Exercise: Every record below should be retyped exactly, and no picture should appear in the copy.

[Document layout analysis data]
**********
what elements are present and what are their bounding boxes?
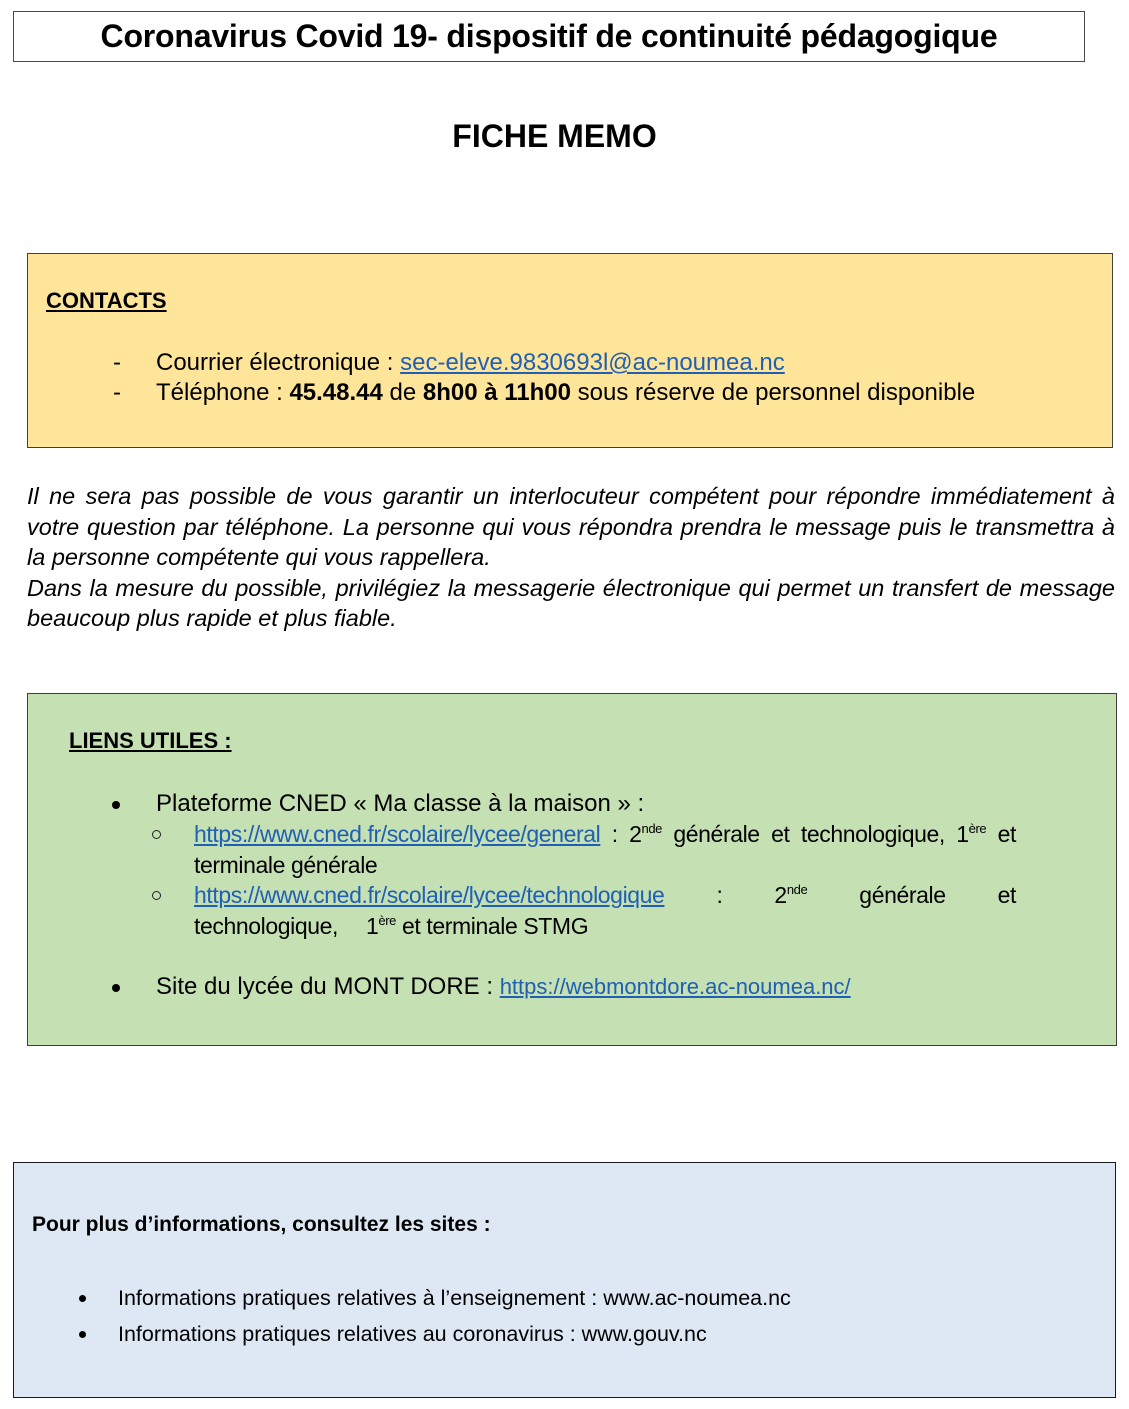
phone-number: 45.48.44 xyxy=(289,379,383,406)
phone-suffix: sous réserve de personnel disponible xyxy=(571,379,976,406)
bullet-icon xyxy=(79,1331,86,1338)
sub-text: : 2 xyxy=(600,821,642,847)
sub-text: générale et technologique, 1 xyxy=(194,882,1016,939)
links-list xyxy=(108,789,1016,1002)
links-heading: LIENS UTILES : xyxy=(69,728,232,753)
sub-text: générale et technologique, 1 xyxy=(662,821,969,847)
superscript: nde xyxy=(641,821,662,836)
contacts-heading: CONTACTS xyxy=(46,288,167,313)
cned-techno-link[interactable]: https://www.cned.fr/scolaire/lycee/technologique xyxy=(194,882,665,908)
cned-sub-list xyxy=(108,819,1016,941)
phone-middle: de xyxy=(382,379,423,406)
bullet-icon xyxy=(112,984,120,992)
notice-paragraph: Il ne sera pas possible de vous garantir un interlocuteur compétent pour répondre immédiatement à votre question par téléphone. La personne qui vous répondra prendra le message puis le transmettra à la personne compétente qui vous rappellera. xyxy=(27,483,1115,570)
cned-general-item xyxy=(108,819,1016,880)
email-link[interactable]: sec-eleve.9830693l@ac-noumea.nc xyxy=(400,349,785,376)
cned-label: Plateforme CNED « Ma classe à la maison » : xyxy=(156,790,645,817)
cned-item xyxy=(108,789,1016,941)
title-box xyxy=(13,11,1085,62)
school-site-link[interactable]: https://webmontdore.ac-noumea.nc/ xyxy=(499,974,851,999)
contacts-box xyxy=(27,253,1113,448)
contact-email-item xyxy=(113,348,975,378)
more-info-item xyxy=(76,1280,791,1316)
phone-notice xyxy=(27,481,1115,634)
cned-general-link[interactable]: https://www.cned.fr/scolaire/lycee/general xyxy=(194,821,601,847)
more-info-box xyxy=(13,1162,1116,1398)
memo-title: FICHE MEMO xyxy=(452,118,657,154)
useful-links-box xyxy=(27,693,1117,1046)
dash-marker: - xyxy=(113,379,121,406)
circle-bullet-icon xyxy=(152,891,161,900)
sub-text: : 2 xyxy=(664,882,787,908)
document-title: Coronavirus Covid 19- dispositif de continuité pédagogique xyxy=(100,18,998,54)
more-info-text: Informations pratiques relatives au coronavirus : www.gouv.nc xyxy=(118,1322,707,1346)
bullet-icon xyxy=(79,1295,86,1302)
cned-techno-item xyxy=(108,880,1016,941)
phone-label: Téléphone : xyxy=(156,379,290,406)
superscript: ère xyxy=(378,912,396,928)
dash-marker: - xyxy=(113,349,121,376)
more-info-list xyxy=(76,1280,791,1352)
school-site-label: Site du lycée du MONT DORE : xyxy=(156,973,500,1000)
sub-text: et terminale STMG xyxy=(396,912,589,939)
superscript: ère xyxy=(968,821,987,836)
notice-paragraph: Dans la mesure du possible, privilégiez la messagerie électronique qui permet un transfert de message beaucoup plus rapide et plus fiable. xyxy=(27,574,1115,631)
bullet-icon xyxy=(112,801,120,809)
more-info-text: Informations pratiques relatives à l’enseignement : www.ac-noumea.nc xyxy=(118,1286,791,1310)
circle-bullet-icon xyxy=(152,830,161,839)
school-site-item xyxy=(108,972,1016,1002)
contact-phone-item xyxy=(113,378,975,408)
superscript: nde xyxy=(786,882,808,897)
sub-text: et terminale générale xyxy=(194,821,1016,878)
phone-hours: 8h00 à 11h00 xyxy=(422,379,572,406)
email-label: Courrier électronique : xyxy=(156,349,401,376)
more-info-heading: Pour plus d’informations, consultez les sites : xyxy=(32,1213,491,1236)
contacts-list xyxy=(113,348,975,408)
more-info-item xyxy=(76,1316,791,1352)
**********
Written response:
what elements are present and what are their bounding boxes?
phone-number: 45.48.44 xyxy=(289,379,383,406)
phone-suffix: sous réserve de personnel disponible xyxy=(571,379,976,406)
bullet-icon xyxy=(79,1331,86,1338)
sub-text: : 2 xyxy=(600,821,642,847)
sub-text: générale et technologique, 1 xyxy=(194,882,1016,939)
links-list xyxy=(108,789,1016,1002)
links-heading: LIENS UTILES : xyxy=(69,728,232,753)
sub-text: générale et technologique, 1 xyxy=(662,821,969,847)
superscript: nde xyxy=(641,821,662,836)
contacts-heading: CONTACTS xyxy=(46,288,167,313)
cned-techno-link[interactable]: https://www.cned.fr/scolaire/lycee/technologique xyxy=(194,882,665,908)
cned-sub-list xyxy=(108,819,1016,941)
phone-middle: de xyxy=(382,379,423,406)
bullet-icon xyxy=(112,984,120,992)
notice-paragraph: Il ne sera pas possible de vous garantir un interlocuteur compétent pour répondre immédiatement à votre question par téléphone. La personne qui vous répondra prendra le message puis le transmettra à la personne compétente qui vous rappellera. xyxy=(27,483,1115,570)
cned-general-item xyxy=(108,819,1016,880)
email-link[interactable]: sec-eleve.9830693l@ac-noumea.nc xyxy=(400,349,785,376)
cned-label: Plateforme CNED « Ma classe à la maison » : xyxy=(156,790,645,817)
cned-item xyxy=(108,789,1016,941)
title-box xyxy=(13,11,1085,62)
school-site-link[interactable]: https://webmontdore.ac-noumea.nc/ xyxy=(499,974,851,999)
contacts-box xyxy=(27,253,1113,448)
contact-email-item xyxy=(113,348,975,378)
more-info-item xyxy=(76,1280,791,1316)
phone-notice xyxy=(27,481,1115,634)
cned-general-link[interactable]: https://www.cned.fr/scolaire/lycee/general xyxy=(194,821,601,847)
more-info-box xyxy=(13,1162,1116,1398)
memo-title: FICHE MEMO xyxy=(452,118,657,154)
useful-links-box xyxy=(27,693,1117,1046)
dash-marker: - xyxy=(113,379,121,406)
circle-bullet-icon xyxy=(152,891,161,900)
sub-text: : 2 xyxy=(664,882,787,908)
document-title: Coronavirus Covid 19- dispositif de continuité pédagogique xyxy=(100,18,998,54)
more-info-text: Informations pratiques relatives au coronavirus : www.gouv.nc xyxy=(118,1322,707,1346)
bullet-icon xyxy=(79,1295,86,1302)
cned-techno-item xyxy=(108,880,1016,941)
phone-label: Téléphone : xyxy=(156,379,290,406)
superscript: ère xyxy=(378,912,396,928)
dash-marker: - xyxy=(113,349,121,376)
more-info-list xyxy=(76,1280,791,1352)
school-site-label: Site du lycée du MONT DORE : xyxy=(156,973,500,1000)
sub-text: et terminale STMG xyxy=(396,912,589,939)
superscript: ère xyxy=(968,821,987,836)
notice-paragraph: Dans la mesure du possible, privilégiez la messagerie électronique qui permet un transfert de message beaucoup plus rapide et plus fiable. xyxy=(27,574,1115,631)
bullet-icon xyxy=(112,801,120,809)
more-info-text: Informations pratiques relatives à l’enseignement : www.ac-noumea.nc xyxy=(118,1286,791,1310)
circle-bullet-icon xyxy=(152,830,161,839)
school-site-item xyxy=(108,972,1016,1002)
contact-phone-item xyxy=(113,378,975,408)
superscript: nde xyxy=(786,882,808,897)
sub-text: et terminale générale xyxy=(194,821,1016,878)
phone-hours: 8h00 à 11h00 xyxy=(422,379,572,406)
email-label: Courrier électronique : xyxy=(156,349,401,376)
more-info-heading: Pour plus d’informations, consultez les sites : xyxy=(32,1213,491,1236)
contacts-list xyxy=(113,348,975,408)
more-info-item xyxy=(76,1316,791,1352)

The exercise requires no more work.